# Dataset entries
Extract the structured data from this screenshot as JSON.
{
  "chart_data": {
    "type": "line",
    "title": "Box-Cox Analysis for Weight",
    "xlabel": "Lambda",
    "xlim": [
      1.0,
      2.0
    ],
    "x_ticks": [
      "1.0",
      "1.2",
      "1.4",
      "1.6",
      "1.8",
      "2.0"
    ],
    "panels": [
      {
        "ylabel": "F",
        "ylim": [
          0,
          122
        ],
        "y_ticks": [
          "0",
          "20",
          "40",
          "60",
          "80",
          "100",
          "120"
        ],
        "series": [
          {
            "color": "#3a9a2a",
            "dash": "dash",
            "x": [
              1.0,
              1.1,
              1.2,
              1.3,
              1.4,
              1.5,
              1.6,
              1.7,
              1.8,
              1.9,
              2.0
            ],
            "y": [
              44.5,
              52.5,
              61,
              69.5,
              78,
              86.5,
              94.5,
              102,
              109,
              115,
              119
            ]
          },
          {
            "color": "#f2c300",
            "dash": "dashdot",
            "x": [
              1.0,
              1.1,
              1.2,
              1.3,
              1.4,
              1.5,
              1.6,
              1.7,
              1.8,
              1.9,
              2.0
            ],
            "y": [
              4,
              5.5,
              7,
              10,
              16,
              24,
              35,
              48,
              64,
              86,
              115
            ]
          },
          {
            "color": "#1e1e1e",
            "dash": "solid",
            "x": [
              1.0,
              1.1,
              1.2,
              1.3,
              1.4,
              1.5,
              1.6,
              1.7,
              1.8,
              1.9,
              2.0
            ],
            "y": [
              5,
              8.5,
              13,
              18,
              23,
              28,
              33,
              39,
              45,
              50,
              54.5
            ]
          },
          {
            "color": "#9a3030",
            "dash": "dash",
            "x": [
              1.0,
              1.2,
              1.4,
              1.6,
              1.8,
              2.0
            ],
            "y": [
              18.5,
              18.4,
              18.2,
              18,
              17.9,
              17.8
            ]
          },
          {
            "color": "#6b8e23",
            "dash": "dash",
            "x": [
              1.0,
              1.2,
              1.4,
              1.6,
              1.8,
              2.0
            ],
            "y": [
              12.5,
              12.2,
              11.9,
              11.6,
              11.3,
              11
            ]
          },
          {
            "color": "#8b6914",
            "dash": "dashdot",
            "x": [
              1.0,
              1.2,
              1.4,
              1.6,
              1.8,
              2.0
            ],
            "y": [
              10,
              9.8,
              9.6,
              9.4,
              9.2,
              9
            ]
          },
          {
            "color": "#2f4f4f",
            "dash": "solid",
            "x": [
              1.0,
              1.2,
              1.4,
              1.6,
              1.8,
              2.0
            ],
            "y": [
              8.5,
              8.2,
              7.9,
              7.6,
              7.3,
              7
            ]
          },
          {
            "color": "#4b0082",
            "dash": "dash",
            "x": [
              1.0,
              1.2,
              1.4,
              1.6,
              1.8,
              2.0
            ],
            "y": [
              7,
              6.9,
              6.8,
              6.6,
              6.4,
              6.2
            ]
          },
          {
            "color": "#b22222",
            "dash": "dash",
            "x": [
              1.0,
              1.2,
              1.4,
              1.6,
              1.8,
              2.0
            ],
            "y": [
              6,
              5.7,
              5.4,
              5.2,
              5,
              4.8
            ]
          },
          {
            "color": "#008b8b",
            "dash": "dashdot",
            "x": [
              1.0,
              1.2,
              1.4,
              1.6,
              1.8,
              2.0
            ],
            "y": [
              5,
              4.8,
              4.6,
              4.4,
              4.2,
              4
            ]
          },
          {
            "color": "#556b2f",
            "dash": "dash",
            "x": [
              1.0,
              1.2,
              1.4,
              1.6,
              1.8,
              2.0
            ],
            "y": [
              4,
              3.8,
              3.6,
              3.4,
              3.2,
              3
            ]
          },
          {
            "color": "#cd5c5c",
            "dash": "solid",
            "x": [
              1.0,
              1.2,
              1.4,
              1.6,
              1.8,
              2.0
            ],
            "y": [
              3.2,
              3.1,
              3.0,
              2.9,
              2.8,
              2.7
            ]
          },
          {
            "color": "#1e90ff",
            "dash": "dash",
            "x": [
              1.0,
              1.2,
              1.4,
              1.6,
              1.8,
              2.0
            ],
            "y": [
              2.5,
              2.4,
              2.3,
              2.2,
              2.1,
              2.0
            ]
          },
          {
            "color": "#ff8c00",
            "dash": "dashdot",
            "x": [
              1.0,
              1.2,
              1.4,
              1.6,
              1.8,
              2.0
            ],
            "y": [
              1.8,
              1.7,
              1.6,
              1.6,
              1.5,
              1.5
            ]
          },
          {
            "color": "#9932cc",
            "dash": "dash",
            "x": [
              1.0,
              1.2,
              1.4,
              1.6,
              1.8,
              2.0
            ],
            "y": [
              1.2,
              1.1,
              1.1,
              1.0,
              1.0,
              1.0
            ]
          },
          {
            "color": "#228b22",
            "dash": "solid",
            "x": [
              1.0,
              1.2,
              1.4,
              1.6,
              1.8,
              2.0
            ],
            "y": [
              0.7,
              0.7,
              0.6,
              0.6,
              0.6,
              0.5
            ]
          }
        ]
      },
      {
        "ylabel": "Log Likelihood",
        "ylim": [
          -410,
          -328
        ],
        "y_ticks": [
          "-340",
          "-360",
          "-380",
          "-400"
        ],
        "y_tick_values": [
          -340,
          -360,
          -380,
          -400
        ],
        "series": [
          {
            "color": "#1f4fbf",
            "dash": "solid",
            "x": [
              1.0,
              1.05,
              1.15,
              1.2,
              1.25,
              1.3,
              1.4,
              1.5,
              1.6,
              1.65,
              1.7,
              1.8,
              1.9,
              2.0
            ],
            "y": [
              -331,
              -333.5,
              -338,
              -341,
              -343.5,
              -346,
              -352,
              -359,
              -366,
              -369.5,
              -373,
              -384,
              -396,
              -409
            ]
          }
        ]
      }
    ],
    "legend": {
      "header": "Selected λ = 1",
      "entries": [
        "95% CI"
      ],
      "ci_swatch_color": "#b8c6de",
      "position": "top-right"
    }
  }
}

# Instructions for the task
Reproduce the listing above word for word.

# Output of the exercise
Extract the structured data from this screenshot as JSON.
{
  "chart_data": {
    "type": "line",
    "title": "Box-Cox Analysis for Weight",
    "xlabel": "Lambda",
    "xlim": [
      1.0,
      2.0
    ],
    "x_ticks": [
      "1.0",
      "1.2",
      "1.4",
      "1.6",
      "1.8",
      "2.0"
    ],
    "panels": [
      {
        "ylabel": "F",
        "ylim": [
          0,
          122
        ],
        "y_ticks": [
          "0",
          "20",
          "40",
          "60",
          "80",
          "100",
          "120"
        ],
        "series": [
          {
            "color": "#3a9a2a",
            "dash": "dash",
            "x": [
              1.0,
              1.1,
              1.2,
              1.3,
              1.4,
              1.5,
              1.6,
              1.7,
              1.8,
              1.9,
              2.0
            ],
            "y": [
              44.5,
              52.5,
              61,
              69.5,
              78,
              86.5,
              94.5,
              102,
              109,
              115,
              119
            ]
          },
          {
            "color": "#f2c300",
            "dash": "dashdot",
            "x": [
              1.0,
              1.1,
              1.2,
              1.3,
              1.4,
              1.5,
              1.6,
              1.7,
              1.8,
              1.9,
              2.0
            ],
            "y": [
              4,
              5.5,
              7,
              10,
              16,
              24,
              35,
              48,
              64,
              86,
              115
            ]
          },
          {
            "color": "#1e1e1e",
            "dash": "solid",
            "x": [
              1.0,
              1.1,
              1.2,
              1.3,
              1.4,
              1.5,
              1.6,
              1.7,
              1.8,
              1.9,
              2.0
            ],
            "y": [
              5,
              8.5,
              13,
              18,
              23,
              28,
              33,
              39,
              45,
              50,
              54.5
            ]
          },
          {
            "color": "#9a3030",
            "dash": "dash",
            "x": [
              1.0,
              1.2,
              1.4,
              1.6,
              1.8,
              2.0
            ],
            "y": [
              18.5,
              18.4,
              18.2,
              18,
              17.9,
              17.8
            ]
          },
          {
            "color": "#6b8e23",
            "dash": "dash",
            "x": [
              1.0,
              1.2,
              1.4,
              1.6,
              1.8,
              2.0
            ],
            "y": [
              12.5,
              12.2,
              11.9,
              11.6,
              11.3,
              11
            ]
          },
          {
            "color": "#8b6914",
            "dash": "dashdot",
            "x": [
              1.0,
              1.2,
              1.4,
              1.6,
              1.8,
              2.0
            ],
            "y": [
              10,
              9.8,
              9.6,
              9.4,
              9.2,
              9
            ]
          },
          {
            "color": "#2f4f4f",
            "dash": "solid",
            "x": [
              1.0,
              1.2,
              1.4,
              1.6,
              1.8,
              2.0
            ],
            "y": [
              8.5,
              8.2,
              7.9,
              7.6,
              7.3,
              7
            ]
          },
          {
            "color": "#4b0082",
            "dash": "dash",
            "x": [
              1.0,
              1.2,
              1.4,
              1.6,
              1.8,
              2.0
            ],
            "y": [
              7,
              6.9,
              6.8,
              6.6,
              6.4,
              6.2
            ]
          },
          {
            "color": "#b22222",
            "dash": "dash",
            "x": [
              1.0,
              1.2,
              1.4,
              1.6,
              1.8,
              2.0
            ],
            "y": [
              6,
              5.7,
              5.4,
              5.2,
              5,
              4.8
            ]
          },
          {
            "color": "#008b8b",
            "dash": "dashdot",
            "x": [
              1.0,
              1.2,
              1.4,
              1.6,
              1.8,
              2.0
            ],
            "y": [
              5,
              4.8,
              4.6,
              4.4,
              4.2,
              4
            ]
          },
          {
            "color": "#556b2f",
            "dash": "dash",
            "x": [
              1.0,
              1.2,
              1.4,
              1.6,
              1.8,
              2.0
            ],
            "y": [
              4,
              3.8,
              3.6,
              3.4,
              3.2,
              3
            ]
          },
          {
            "color": "#cd5c5c",
            "dash": "solid",
            "x": [
              1.0,
              1.2,
              1.4,
              1.6,
              1.8,
              2.0
            ],
            "y": [
              3.2,
              3.1,
              3.0,
              2.9,
              2.8,
              2.7
            ]
          },
          {
            "color": "#1e90ff",
            "dash": "dash",
            "x": [
              1.0,
              1.2,
              1.4,
              1.6,
              1.8,
              2.0
            ],
            "y": [
              2.5,
              2.4,
              2.3,
              2.2,
              2.1,
              2.0
            ]
          },
          {
            "color": "#ff8c00",
            "dash": "dashdot",
            "x": [
              1.0,
              1.2,
              1.4,
              1.6,
              1.8,
              2.0
            ],
            "y": [
              1.8,
              1.7,
              1.6,
              1.6,
              1.5,
              1.5
            ]
          },
          {
            "color": "#9932cc",
            "dash": "dash",
            "x": [
              1.0,
              1.2,
              1.4,
              1.6,
              1.8,
              2.0
            ],
            "y": [
              1.2,
              1.1,
              1.1,
              1.0,
              1.0,
              1.0
            ]
          },
          {
            "color": "#228b22",
            "dash": "solid",
            "x": [
              1.0,
              1.2,
              1.4,
              1.6,
              1.8,
              2.0
            ],
            "y": [
              0.7,
              0.7,
              0.6,
              0.6,
              0.6,
              0.5
            ]
          }
        ]
      },
      {
        "ylabel": "Log Likelihood",
        "ylim": [
          -410,
          -328
        ],
        "y_ticks": [
          "-340",
          "-360",
          "-380",
          "-400"
        ],
        "y_tick_values": [
          -340,
          -360,
          -380,
          -400
        ],
        "series": [
          {
            "color": "#1f4fbf",
            "dash": "solid",
            "x": [
              1.0,
              1.05,
              1.15,
              1.2,
              1.25,
              1.3,
              1.4,
              1.5,
              1.6,
              1.65,
              1.7,
              1.8,
              1.9,
              2.0
            ],
            "y": [
              -331,
              -333.5,
              -338,
              -341,
              -343.5,
              -346,
              -352,
              -359,
              -366,
              -369.5,
              -373,
              -384,
              -396,
              -409
            ]
          }
        ]
      }
    ],
    "legend": {
      "header": "Selected λ = 1",
      "entries": [
        "95% CI"
      ],
      "ci_swatch_color": "#b8c6de",
      "position": "top-right"
    }
  }
}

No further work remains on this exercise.